■ What the exercise asks ■
Identify all lines below that hold "SHIM" and collect them.

Saved entries:
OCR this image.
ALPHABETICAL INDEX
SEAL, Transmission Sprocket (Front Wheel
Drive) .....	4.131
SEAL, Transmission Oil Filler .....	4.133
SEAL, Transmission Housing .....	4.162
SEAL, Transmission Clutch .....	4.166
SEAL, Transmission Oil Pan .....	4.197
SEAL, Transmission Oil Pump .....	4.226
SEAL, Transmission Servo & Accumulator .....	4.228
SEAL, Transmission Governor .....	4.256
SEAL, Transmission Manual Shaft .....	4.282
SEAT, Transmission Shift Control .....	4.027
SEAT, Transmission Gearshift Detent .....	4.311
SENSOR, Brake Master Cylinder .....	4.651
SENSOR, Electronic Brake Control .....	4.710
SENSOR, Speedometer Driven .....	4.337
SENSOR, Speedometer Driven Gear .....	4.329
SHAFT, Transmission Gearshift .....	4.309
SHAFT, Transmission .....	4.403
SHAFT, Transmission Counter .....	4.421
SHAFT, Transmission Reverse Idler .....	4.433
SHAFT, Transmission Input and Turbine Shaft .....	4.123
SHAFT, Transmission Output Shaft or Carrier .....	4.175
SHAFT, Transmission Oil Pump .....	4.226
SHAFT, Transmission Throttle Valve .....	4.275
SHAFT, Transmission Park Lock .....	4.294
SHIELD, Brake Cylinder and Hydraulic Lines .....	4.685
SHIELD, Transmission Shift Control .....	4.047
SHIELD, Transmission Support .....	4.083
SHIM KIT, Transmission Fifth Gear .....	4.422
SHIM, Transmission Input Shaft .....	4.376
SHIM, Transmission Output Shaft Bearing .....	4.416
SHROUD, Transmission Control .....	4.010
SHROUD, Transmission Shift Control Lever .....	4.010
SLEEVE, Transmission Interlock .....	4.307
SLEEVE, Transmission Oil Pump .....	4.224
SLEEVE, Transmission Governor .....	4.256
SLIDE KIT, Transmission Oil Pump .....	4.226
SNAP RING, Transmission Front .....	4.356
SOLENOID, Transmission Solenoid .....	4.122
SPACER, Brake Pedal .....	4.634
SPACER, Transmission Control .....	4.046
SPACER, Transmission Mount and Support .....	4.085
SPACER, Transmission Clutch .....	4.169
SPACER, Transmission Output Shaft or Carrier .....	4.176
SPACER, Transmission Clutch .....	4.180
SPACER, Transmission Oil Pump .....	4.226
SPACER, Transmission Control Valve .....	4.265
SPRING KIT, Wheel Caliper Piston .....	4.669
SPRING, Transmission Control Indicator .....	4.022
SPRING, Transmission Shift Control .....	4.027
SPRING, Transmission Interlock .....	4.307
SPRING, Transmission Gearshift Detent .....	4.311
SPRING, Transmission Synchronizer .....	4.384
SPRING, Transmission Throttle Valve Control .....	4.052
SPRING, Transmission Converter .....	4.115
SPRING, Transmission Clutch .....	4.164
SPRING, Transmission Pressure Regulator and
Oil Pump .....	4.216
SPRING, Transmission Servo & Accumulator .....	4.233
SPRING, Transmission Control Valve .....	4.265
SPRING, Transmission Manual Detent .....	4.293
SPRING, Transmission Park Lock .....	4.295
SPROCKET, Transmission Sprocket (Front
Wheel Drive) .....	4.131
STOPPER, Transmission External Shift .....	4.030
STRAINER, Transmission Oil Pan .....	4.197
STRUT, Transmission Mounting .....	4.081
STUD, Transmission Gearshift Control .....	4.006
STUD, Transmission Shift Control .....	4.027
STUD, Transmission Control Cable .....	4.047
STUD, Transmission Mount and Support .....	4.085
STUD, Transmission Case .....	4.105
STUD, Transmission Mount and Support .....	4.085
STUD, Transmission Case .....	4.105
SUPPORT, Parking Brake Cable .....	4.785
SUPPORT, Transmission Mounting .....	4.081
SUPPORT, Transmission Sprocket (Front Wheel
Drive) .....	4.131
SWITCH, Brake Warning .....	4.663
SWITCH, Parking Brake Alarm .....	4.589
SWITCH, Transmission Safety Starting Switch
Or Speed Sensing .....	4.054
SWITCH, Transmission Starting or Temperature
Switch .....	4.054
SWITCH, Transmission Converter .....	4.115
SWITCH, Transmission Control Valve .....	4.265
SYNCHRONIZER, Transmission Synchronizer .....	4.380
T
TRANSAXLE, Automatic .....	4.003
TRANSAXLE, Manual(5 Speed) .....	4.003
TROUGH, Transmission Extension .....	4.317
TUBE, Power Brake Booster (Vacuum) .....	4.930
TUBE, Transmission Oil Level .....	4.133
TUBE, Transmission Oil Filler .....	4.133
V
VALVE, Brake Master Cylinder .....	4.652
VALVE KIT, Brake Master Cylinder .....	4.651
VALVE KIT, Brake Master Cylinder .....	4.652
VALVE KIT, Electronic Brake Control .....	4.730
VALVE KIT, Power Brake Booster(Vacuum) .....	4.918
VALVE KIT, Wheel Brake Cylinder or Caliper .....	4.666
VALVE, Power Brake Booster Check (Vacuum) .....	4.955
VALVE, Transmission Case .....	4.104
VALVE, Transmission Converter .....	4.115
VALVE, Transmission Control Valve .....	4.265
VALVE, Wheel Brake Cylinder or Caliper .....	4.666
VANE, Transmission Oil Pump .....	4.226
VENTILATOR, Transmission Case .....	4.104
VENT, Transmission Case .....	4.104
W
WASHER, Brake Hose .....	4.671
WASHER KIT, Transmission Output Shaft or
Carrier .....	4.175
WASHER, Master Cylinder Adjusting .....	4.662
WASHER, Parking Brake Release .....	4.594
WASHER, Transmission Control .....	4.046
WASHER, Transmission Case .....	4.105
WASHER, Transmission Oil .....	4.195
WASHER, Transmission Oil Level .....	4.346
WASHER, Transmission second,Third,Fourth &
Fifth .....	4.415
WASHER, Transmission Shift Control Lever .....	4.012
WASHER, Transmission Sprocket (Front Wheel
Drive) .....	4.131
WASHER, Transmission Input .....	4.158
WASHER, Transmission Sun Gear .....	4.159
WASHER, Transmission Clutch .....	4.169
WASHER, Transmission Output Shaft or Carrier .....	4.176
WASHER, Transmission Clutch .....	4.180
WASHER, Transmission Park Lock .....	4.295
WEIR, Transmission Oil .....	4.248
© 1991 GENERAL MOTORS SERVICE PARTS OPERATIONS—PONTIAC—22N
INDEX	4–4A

■ Written response ■
SHIM KIT, Transmission Fifth Gear .....	4.422
SHIM, Transmission Input Shaft .....	4.376
SHIM, Transmission Output Shaft Bearing .....	4.416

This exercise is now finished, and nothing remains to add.